Collected data:
^^^^^^^^^^^^^^^^

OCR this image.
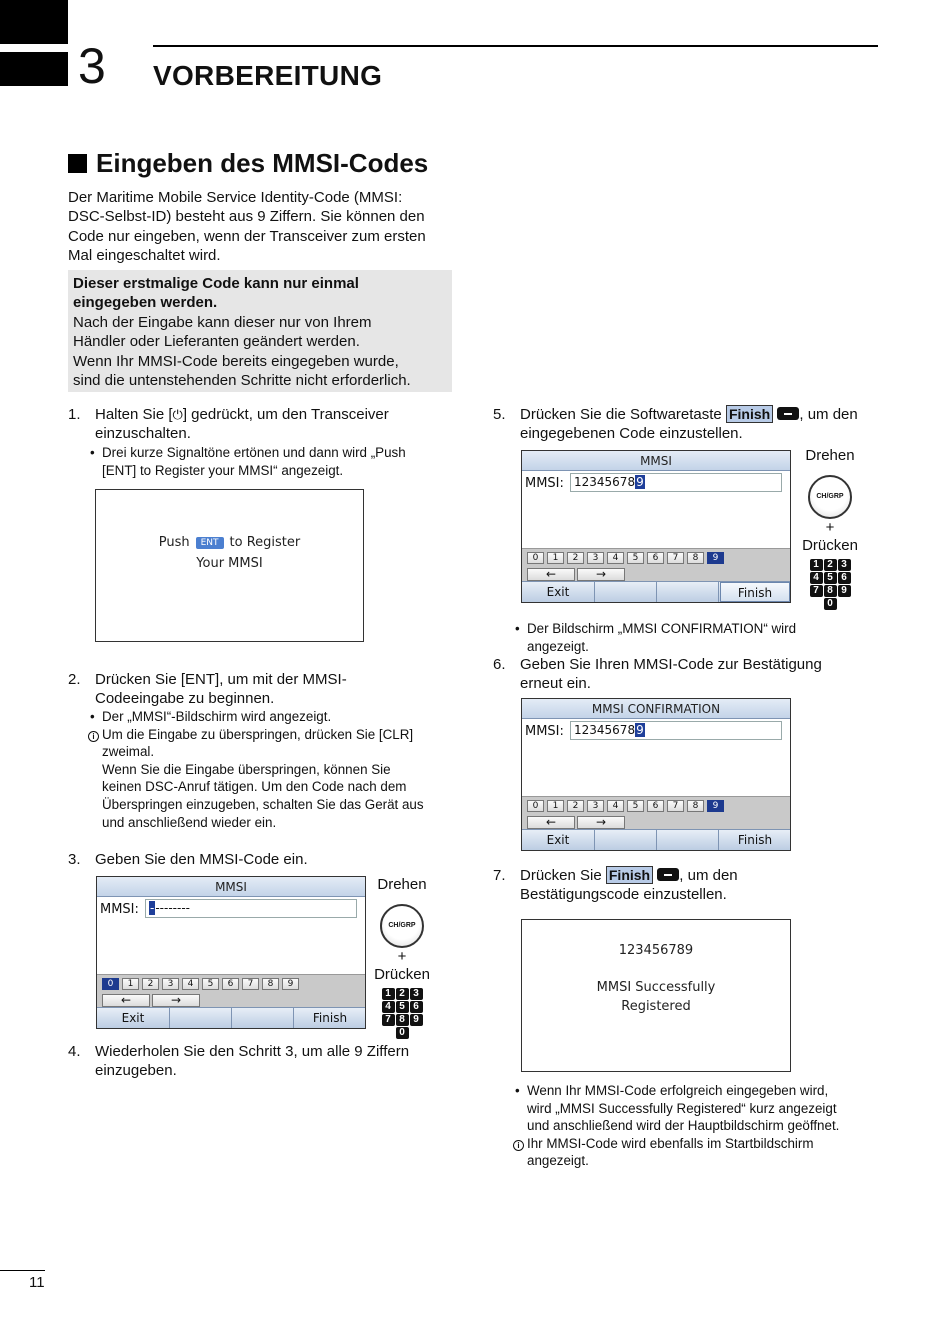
3 VORBEREITUNG
Eingeben des MMSI-Codes
Der Maritime Mobile Service Identity-Code (MMSI:
DSC-Selbst-ID) besteht aus 9 Ziffern. Sie können den
Code nur eingeben, wenn der Transceiver zum ersten
Mal eingeschaltet wird.
Dieser erstmalige Code kann nur einmal
eingegeben werden.
Nach der Eingabe kann dieser nur von Ihrem
Händler oder Lieferanten geändert werden.
Wenn Ihr MMSI-Code bereits eingegeben wurde,
sind die untenstehenden Schritte nicht erforderlich.
1. Halten Sie [⏻] gedrückt, um den Transceiver
einzuschalten.
• Drei kurze Signaltöne ertönen und dann wird „Push
[ENT] to Register your MMSI“ angezeigt.
Push ENT to Register
Your MMSI
2. Drücken Sie [ENT], um mit der MMSI-
Codeeingabe zu beginnen.
• Der „MMSI“-Bildschirm wird angezeigt.
i Um die Eingabe zu überspringen, drücken Sie [CLR]
zweimal.
Wenn Sie die Eingabe überspringen, können Sie
keinen DSC-Anruf tätigen. Um den Code nach dem
Überspringen einzugeben, schalten Sie das Gerät aus
und anschließend wieder ein.
3. Geben Sie den MMSI-Code ein.
MMSI
MMSI: ---------
0	1	2	3	4	5	6	7	8	9
←	→
Exit	Finish
Drehen
CH/GRP
+
Drücken
1 2 3
4 5 6
7 8 9
0
4. Wiederholen Sie den Schritt 3, um alle 9 Ziffern
einzugeben.
5. Drücken Sie die Softwaretaste Finish , um den
eingegebenen Code einzustellen.
MMSI
MMSI: 123456789
0	1	2	3	4	5	6	7	8	9
←	→
Exit	Finish
Drehen
CH/GRP
+
Drücken
1 2 3
4 5 6
7 8 9
0
• Der Bildschirm „MMSI CONFIRMATION“ wird
angezeigt.
6. Geben Sie Ihren MMSI-Code zur Bestätigung
erneut ein.
MMSI CONFIRMATION
MMSI: 123456789
0	1	2	3	4	5	6	7	8	9
←	→
Exit	Finish
7. Drücken Sie Finish , um den
Bestätigungscode einzustellen.
123456789
MMSI Successfully
Registered
• Wenn Ihr MMSI-Code erfolgreich eingegeben wird,
wird „MMSI Successfully Registered“ kurz angezeigt
und anschließend wird der Hauptbildschirm geöffnet.
i Ihr MMSI-Code wird ebenfalls im Startbildschirm
angezeigt.
11
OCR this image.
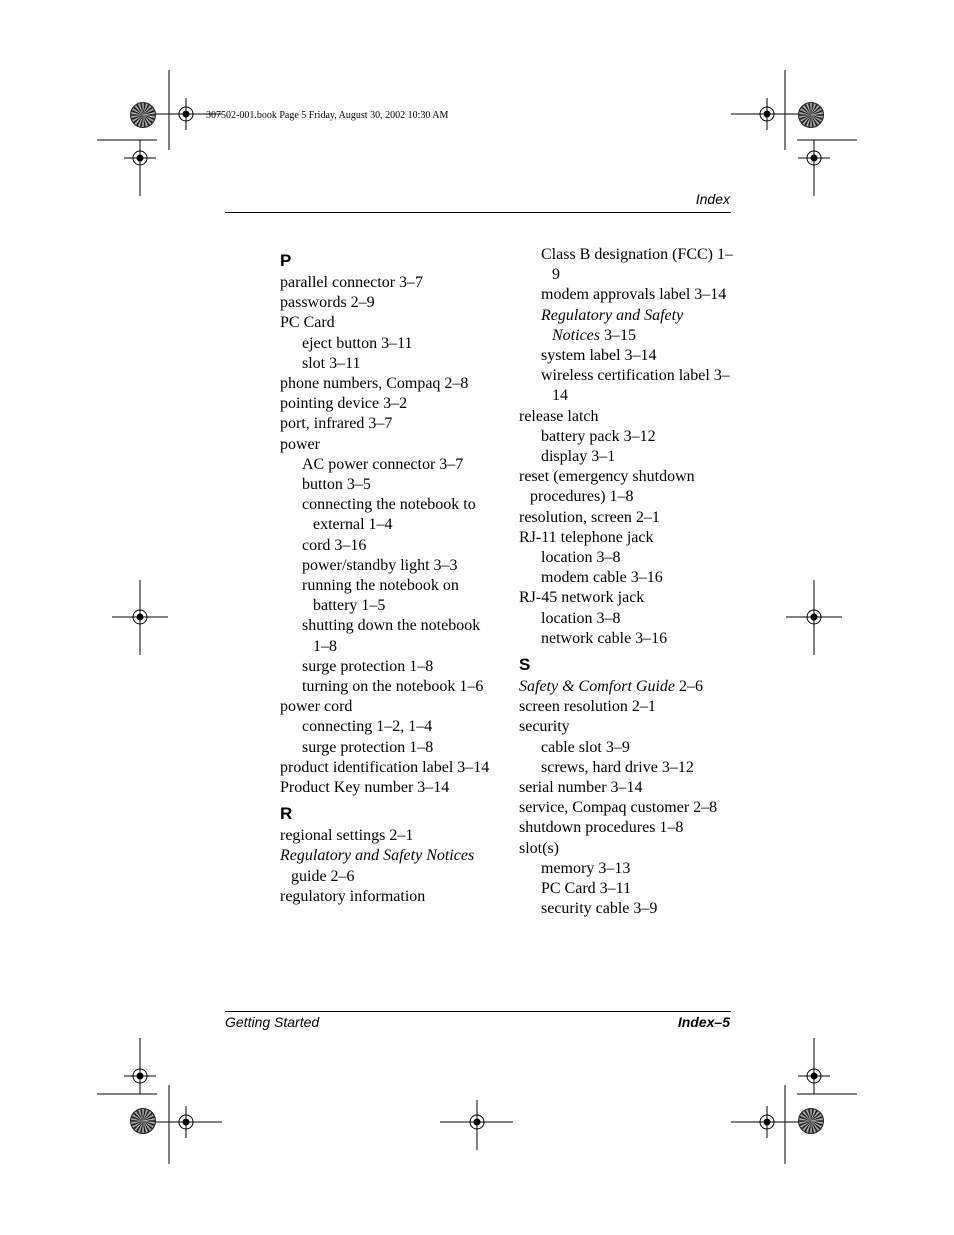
307502-001.book Page 5 Friday, August 30, 2002 10:30 AM
Index
P
parallel connector 3–7
passwords 2–9
PC Card
eject button 3–11
slot 3–11
phone numbers, Compaq 2–8
pointing device 3–2
port, infrared 3–7
power
AC power connector 3–7
button 3–5
connecting the notebook to external 1–4
cord 3–16
power/standby light 3–3
running the notebook on battery 1–5
shutting down the notebook 1–8
surge protection 1–8
turning on the notebook 1–6
power cord
connecting 1–2, 1–4
surge protection 1–8
product identification label 3–14
Product Key number 3–14
R
regional settings 2–1
Regulatory and Safety Notices guide 2–6
regulatory information
Class B designation (FCC) 1–9
modem approvals label 3–14
Regulatory and Safety Notices 3–15
system label 3–14
wireless certification label 3–14
release latch
battery pack 3–12
display 3–1
reset (emergency shutdown procedures) 1–8
resolution, screen 2–1
RJ-11 telephone jack
location 3–8
modem cable 3–16
RJ-45 network jack
location 3–8
network cable 3–16
S
Safety & Comfort Guide 2–6
screen resolution 2–1
security
cable slot 3–9
screws, hard drive 3–12
serial number 3–14
service, Compaq customer 2–8
shutdown procedures 1–8
slot(s)
memory 3–13
PC Card 3–11
security cable 3–9
Getting Started	Index–5
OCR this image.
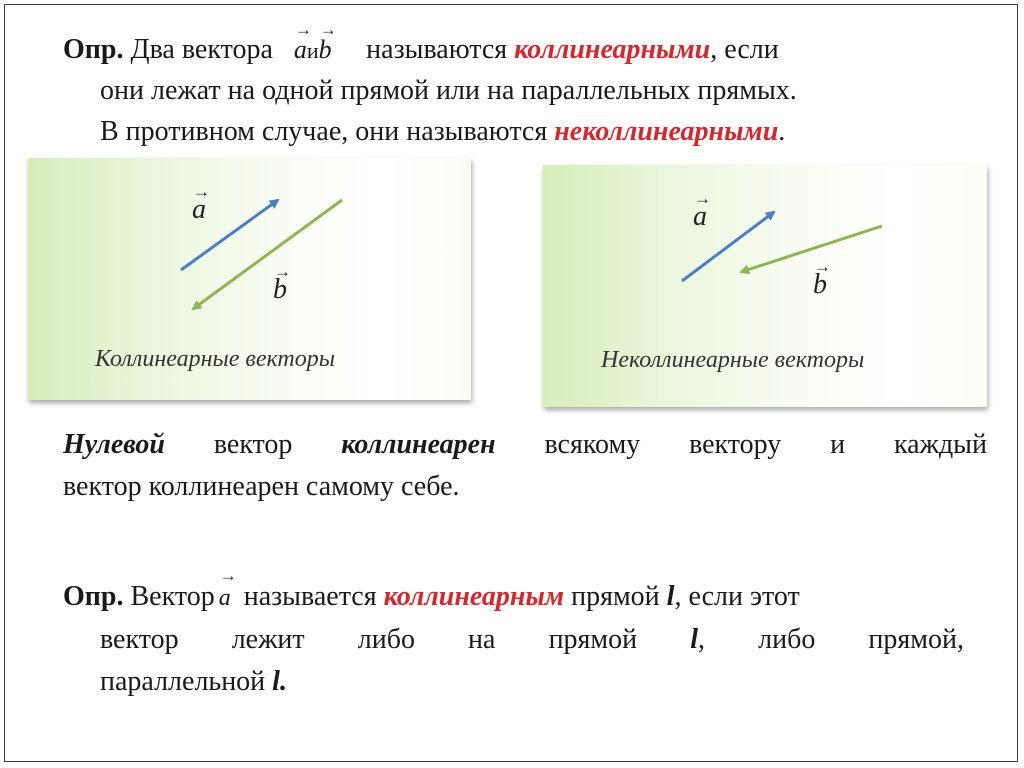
Опр. Два вектора
→
aи
→
b называются коллинеарными, если
они лежат на одной прямой или на параллельных прямых.
В противном случае, они называются неколлинеарными.
→
a
→
b
Коллинеарные векторы
→
a
→
b
Неколлинеарные векторы
Нулевой вектор коллинеарен всякому вектору и каждый
вектор коллинеарен самому себе.
Опр. Вектор
→
a называется коллинеарным прямой l, если этот
вектор лежит либо на прямой l, либо прямой,
параллельной l.
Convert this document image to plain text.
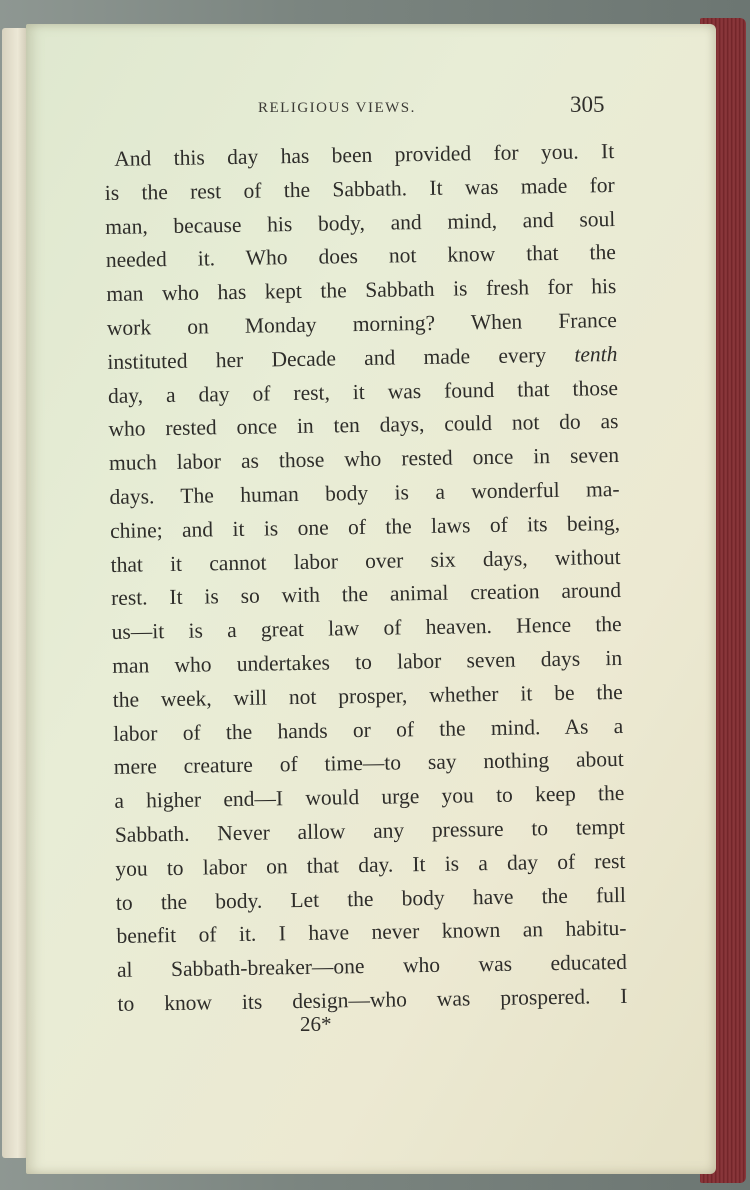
RELIGIOUS VIEWS.	305
And this day has been provided for you. It
is the rest of the Sabbath. It was made for
man, because his body, and mind, and soul
needed it. Who does not know that the
man who has kept the Sabbath is fresh for his
work on Monday morning? When France
instituted her Decade and made every tenth
day, a day of rest, it was found that those
who rested once in ten days, could not do as
much labor as those who rested once in seven
days. The human body is a wonderful ma-
chine; and it is one of the laws of its being,
that it cannot labor over six days, without
rest. It is so with the animal creation around
us—it is a great law of heaven. Hence the
man who undertakes to labor seven days in
the week, will not prosper, whether it be the
labor of the hands or of the mind. As a
mere creature of time—to say nothing about
a higher end—I would urge you to keep the
Sabbath. Never allow any pressure to tempt
you to labor on that day. It is a day of rest
to the body. Let the body have the full
benefit of it. I have never known an habitu-
al Sabbath-breaker—one who was educated
to know its design—who was prospered. I
26*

^^^^^^^^^^^^^^^^

= Task to complete =
Pull every line containing the word "Ziffern" out of the material.

= Reply to the exercise =
DSC-Selbst-ID) besteht aus 9 Ziffern. Sie können den
4. Wiederholen Sie den Schritt 3, um alle 9 Ziffern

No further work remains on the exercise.